··· Record excerpts

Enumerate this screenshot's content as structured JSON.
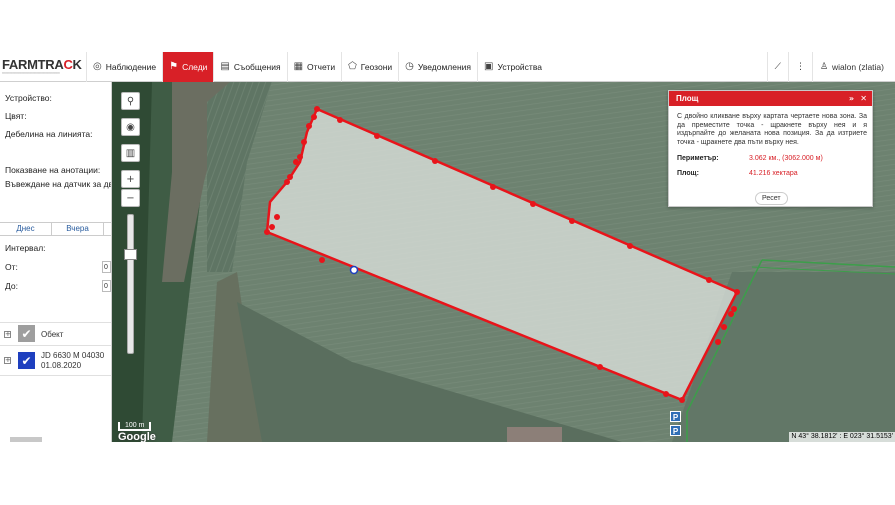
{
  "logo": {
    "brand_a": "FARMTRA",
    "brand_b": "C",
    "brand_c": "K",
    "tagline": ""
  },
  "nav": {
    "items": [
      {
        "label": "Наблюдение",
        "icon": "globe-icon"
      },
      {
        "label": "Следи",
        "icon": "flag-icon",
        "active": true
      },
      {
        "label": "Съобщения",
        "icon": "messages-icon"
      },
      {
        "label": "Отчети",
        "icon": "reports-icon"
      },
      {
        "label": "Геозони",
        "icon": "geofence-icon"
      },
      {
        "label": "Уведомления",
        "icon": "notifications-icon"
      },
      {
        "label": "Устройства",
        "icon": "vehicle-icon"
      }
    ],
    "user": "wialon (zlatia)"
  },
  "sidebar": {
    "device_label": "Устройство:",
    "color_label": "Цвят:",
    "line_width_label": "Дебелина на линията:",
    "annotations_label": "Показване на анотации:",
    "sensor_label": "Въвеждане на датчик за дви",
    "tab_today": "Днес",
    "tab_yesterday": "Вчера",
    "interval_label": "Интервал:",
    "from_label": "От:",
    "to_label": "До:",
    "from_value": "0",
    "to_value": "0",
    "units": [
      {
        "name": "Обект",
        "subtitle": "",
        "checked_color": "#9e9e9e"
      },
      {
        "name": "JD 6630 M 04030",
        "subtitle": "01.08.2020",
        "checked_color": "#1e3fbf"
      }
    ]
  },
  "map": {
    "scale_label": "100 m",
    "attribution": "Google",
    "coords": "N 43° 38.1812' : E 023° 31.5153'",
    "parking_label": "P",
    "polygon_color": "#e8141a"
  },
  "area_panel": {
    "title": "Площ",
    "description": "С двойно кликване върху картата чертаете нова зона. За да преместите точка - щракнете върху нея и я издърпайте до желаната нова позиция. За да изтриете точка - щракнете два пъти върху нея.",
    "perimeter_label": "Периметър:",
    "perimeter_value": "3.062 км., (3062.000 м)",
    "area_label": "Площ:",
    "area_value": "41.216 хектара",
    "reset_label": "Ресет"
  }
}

······
··· Record excerpts

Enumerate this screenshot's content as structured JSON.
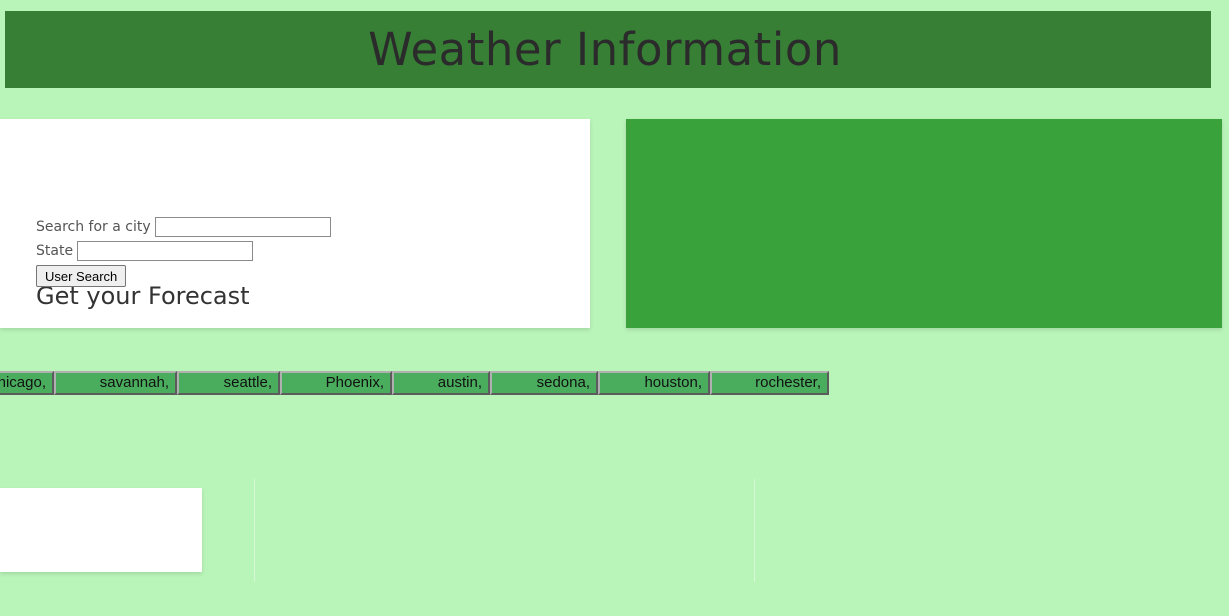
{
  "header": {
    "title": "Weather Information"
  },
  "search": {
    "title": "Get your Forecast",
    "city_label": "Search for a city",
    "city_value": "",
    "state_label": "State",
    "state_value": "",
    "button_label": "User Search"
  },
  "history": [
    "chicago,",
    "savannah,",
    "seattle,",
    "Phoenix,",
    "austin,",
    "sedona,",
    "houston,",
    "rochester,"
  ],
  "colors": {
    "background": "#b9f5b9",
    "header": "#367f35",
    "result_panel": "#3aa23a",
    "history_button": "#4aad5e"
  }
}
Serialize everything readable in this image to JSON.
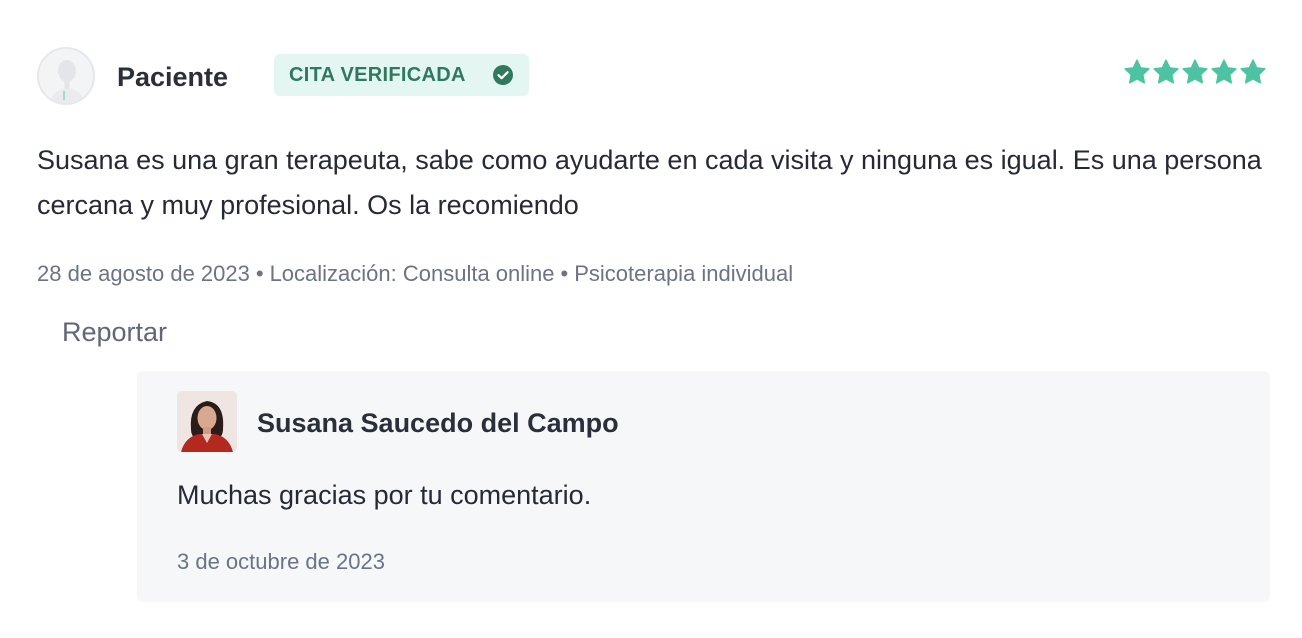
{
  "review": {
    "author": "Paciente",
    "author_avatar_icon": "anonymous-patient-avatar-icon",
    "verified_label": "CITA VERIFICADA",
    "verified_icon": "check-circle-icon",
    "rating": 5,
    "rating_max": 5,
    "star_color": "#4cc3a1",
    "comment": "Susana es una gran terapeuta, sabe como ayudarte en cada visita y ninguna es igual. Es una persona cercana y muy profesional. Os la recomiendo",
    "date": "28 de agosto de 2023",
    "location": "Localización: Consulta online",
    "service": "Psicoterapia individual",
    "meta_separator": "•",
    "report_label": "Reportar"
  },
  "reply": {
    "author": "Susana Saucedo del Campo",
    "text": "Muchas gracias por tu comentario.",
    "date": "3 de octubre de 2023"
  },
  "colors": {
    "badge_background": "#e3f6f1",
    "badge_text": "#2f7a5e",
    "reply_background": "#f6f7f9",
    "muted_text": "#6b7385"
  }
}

······

Requirement
Work through the records line by line and tally those with the word "icon". Report only the total.

Written response
9